**Exercise:** Where the data below has the string "name", return the whole line.
— begin —
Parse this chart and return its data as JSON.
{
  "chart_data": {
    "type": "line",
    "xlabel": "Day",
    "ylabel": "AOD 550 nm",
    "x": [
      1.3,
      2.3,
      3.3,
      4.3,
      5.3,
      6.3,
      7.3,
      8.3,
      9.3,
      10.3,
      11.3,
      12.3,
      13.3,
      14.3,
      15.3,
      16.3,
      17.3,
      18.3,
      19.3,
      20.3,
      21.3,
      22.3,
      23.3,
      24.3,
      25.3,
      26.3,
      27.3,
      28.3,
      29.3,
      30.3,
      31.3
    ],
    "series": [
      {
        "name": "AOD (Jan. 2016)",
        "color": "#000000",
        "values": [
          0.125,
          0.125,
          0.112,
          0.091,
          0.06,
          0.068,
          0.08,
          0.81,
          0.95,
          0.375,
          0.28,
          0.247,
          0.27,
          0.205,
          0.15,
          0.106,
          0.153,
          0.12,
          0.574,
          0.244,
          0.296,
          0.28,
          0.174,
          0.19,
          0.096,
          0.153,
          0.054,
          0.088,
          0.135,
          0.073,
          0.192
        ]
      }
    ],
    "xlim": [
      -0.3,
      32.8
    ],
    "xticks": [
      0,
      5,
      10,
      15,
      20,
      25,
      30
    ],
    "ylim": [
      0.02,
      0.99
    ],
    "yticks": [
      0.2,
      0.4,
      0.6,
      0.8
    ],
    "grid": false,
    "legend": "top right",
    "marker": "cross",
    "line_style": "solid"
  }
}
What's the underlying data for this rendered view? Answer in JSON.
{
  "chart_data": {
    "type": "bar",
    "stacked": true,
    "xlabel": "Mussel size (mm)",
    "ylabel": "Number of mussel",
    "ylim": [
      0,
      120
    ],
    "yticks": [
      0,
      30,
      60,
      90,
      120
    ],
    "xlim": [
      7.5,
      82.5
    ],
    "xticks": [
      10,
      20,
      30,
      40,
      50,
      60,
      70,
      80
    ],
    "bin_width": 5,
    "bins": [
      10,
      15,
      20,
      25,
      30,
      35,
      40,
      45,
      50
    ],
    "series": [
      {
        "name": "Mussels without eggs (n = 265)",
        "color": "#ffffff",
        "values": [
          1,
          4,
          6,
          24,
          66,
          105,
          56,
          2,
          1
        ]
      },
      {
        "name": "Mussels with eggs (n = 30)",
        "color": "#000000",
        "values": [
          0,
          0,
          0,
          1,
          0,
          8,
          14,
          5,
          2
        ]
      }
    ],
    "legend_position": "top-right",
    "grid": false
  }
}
— end —
**Result:**
        "name": "AOD (Jan. 2016)",
        "name": "Mussels without eggs (n = 265)",
        "name": "Mussels with eggs (n = 30)",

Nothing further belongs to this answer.